* [Objective] Extract every line that includes the string "quota".

* [Records for this task]

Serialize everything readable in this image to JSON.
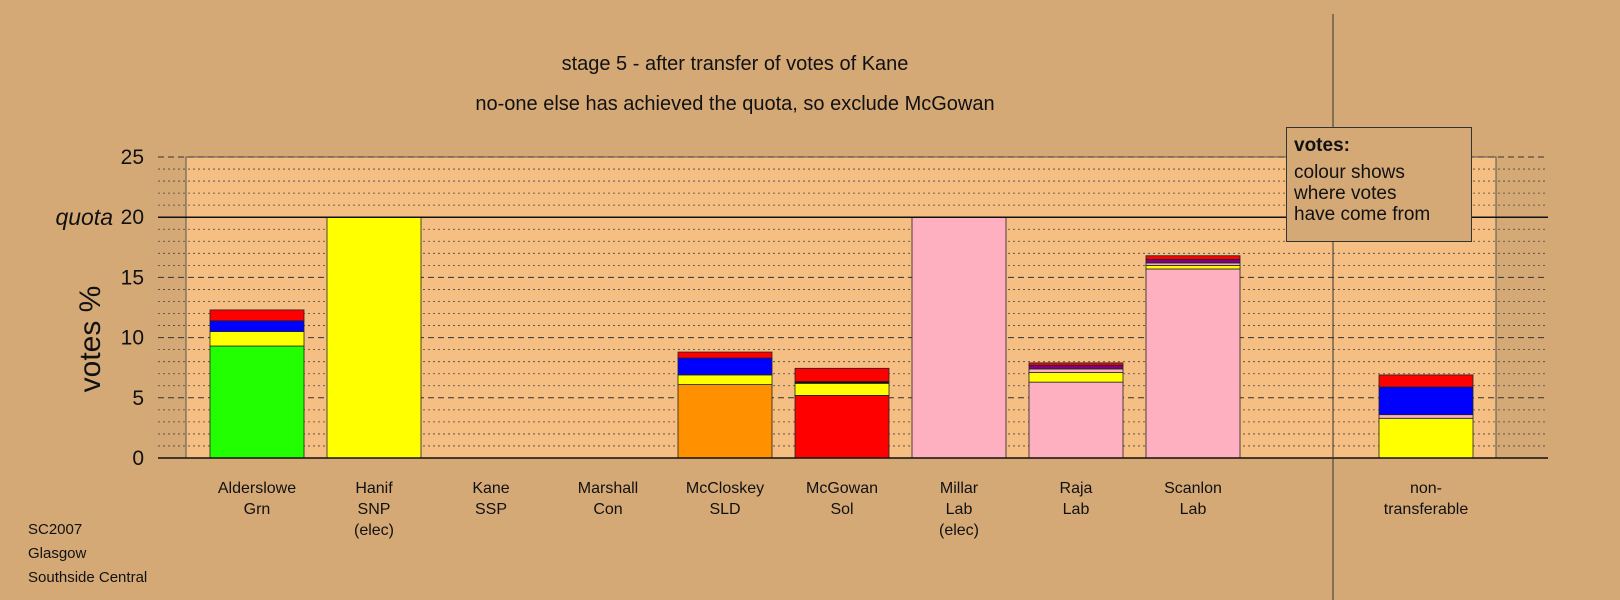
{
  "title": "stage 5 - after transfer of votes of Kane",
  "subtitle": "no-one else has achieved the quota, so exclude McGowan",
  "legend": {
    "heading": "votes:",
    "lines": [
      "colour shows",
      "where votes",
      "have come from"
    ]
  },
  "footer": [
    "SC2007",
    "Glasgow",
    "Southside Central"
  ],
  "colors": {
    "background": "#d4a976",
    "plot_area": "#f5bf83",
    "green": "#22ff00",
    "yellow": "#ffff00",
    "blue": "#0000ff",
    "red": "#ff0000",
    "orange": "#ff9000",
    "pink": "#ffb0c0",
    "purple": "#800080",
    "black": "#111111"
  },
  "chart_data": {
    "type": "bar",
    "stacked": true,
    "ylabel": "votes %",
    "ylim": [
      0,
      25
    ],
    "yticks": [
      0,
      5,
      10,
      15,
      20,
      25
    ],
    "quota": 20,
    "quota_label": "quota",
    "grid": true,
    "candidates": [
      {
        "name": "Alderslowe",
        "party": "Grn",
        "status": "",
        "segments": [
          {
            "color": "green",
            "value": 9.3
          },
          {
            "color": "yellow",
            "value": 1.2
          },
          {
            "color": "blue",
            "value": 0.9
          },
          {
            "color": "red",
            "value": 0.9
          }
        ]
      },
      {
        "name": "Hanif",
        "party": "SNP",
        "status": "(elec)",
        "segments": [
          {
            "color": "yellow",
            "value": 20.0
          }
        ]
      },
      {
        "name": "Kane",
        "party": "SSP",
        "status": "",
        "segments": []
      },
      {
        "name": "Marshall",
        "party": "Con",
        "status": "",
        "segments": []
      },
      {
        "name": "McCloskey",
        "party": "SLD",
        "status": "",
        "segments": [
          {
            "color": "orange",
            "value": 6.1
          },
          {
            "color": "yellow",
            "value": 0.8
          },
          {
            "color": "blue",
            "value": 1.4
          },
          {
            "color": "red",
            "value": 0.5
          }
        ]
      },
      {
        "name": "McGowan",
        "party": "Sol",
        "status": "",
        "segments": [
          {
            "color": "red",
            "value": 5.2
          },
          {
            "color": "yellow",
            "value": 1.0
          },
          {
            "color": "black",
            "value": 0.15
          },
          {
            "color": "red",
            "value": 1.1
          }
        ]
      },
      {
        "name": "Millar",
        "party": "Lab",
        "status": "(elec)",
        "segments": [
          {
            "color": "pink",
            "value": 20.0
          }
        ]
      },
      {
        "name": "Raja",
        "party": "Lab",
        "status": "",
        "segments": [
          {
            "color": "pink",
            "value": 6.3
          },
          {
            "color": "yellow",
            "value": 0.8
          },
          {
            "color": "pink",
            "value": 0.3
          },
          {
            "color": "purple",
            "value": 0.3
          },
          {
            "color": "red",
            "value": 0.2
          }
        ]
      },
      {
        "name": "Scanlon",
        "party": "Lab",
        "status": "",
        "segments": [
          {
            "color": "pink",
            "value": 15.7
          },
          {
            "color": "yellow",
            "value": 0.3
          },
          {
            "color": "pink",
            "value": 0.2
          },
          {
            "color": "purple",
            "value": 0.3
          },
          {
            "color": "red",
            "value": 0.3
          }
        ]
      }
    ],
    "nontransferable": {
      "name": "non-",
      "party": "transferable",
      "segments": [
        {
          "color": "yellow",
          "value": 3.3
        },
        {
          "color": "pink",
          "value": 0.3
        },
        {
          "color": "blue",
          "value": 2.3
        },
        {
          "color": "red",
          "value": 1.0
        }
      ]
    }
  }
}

* [Exercise output]
  "subtitle": "no-one else has achieved the quota, so exclude McGowan",
    "quota": 20,
    "quota_label": "quota",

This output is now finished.